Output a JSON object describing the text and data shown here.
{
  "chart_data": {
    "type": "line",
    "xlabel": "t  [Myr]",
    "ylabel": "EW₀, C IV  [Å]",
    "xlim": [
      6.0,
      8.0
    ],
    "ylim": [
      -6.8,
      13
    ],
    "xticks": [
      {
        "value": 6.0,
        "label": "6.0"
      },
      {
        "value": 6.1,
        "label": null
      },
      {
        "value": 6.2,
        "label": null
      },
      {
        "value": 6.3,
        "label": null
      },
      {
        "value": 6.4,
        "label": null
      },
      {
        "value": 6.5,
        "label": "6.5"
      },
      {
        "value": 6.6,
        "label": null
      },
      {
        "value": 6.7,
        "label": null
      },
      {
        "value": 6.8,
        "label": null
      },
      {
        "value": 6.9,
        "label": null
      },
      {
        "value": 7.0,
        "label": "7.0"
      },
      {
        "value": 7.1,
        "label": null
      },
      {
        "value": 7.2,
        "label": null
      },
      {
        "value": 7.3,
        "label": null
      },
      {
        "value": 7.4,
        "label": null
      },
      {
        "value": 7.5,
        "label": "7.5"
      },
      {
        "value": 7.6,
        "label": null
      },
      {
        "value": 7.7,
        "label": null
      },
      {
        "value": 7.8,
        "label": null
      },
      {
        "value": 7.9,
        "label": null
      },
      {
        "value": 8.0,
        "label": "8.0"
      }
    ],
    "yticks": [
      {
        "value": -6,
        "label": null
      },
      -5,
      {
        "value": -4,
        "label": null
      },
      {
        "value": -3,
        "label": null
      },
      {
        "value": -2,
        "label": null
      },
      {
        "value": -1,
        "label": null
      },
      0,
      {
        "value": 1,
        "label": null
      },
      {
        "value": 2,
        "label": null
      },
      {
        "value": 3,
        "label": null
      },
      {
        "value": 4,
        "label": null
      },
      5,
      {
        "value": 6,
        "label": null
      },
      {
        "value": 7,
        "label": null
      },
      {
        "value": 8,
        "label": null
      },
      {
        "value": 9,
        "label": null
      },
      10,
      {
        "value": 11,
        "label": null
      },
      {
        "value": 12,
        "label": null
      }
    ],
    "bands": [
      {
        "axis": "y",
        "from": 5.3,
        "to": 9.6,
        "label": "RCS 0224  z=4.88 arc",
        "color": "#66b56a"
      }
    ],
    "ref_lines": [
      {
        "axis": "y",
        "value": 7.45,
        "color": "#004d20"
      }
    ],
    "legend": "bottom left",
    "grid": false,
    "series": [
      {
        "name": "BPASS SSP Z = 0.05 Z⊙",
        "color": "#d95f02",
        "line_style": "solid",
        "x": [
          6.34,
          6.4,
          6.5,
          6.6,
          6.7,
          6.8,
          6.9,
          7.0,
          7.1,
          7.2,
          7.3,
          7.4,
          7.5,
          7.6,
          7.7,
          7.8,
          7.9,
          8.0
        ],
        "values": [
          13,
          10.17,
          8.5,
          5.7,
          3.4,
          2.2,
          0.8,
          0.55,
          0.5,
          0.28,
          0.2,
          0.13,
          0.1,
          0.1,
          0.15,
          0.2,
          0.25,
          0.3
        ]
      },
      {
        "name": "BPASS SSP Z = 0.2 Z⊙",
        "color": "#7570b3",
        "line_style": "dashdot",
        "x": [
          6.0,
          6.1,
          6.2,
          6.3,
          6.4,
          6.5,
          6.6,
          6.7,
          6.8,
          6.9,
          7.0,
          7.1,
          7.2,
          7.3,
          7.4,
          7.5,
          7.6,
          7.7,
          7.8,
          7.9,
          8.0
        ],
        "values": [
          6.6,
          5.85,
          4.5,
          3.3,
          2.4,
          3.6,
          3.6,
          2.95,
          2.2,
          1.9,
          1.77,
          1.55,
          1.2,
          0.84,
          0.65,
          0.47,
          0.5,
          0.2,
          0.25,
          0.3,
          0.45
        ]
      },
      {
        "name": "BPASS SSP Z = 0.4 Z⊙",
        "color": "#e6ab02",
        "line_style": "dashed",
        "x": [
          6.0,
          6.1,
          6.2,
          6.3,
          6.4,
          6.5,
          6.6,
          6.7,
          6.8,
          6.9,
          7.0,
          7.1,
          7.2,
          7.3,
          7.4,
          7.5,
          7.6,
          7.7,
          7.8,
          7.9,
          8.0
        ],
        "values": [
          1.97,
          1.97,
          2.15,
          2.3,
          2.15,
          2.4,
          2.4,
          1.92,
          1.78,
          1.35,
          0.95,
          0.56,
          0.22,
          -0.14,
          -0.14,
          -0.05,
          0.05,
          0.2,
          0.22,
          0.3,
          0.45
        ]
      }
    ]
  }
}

• _Your task_: Filter the records for lines holding the string "color". Copy each one.

• _Reply to the exercise_:
        "color": "#66b56a"
        "color": "#004d20"
        "color": "#d95f02",
        "color": "#7570b3",
        "color": "#e6ab02",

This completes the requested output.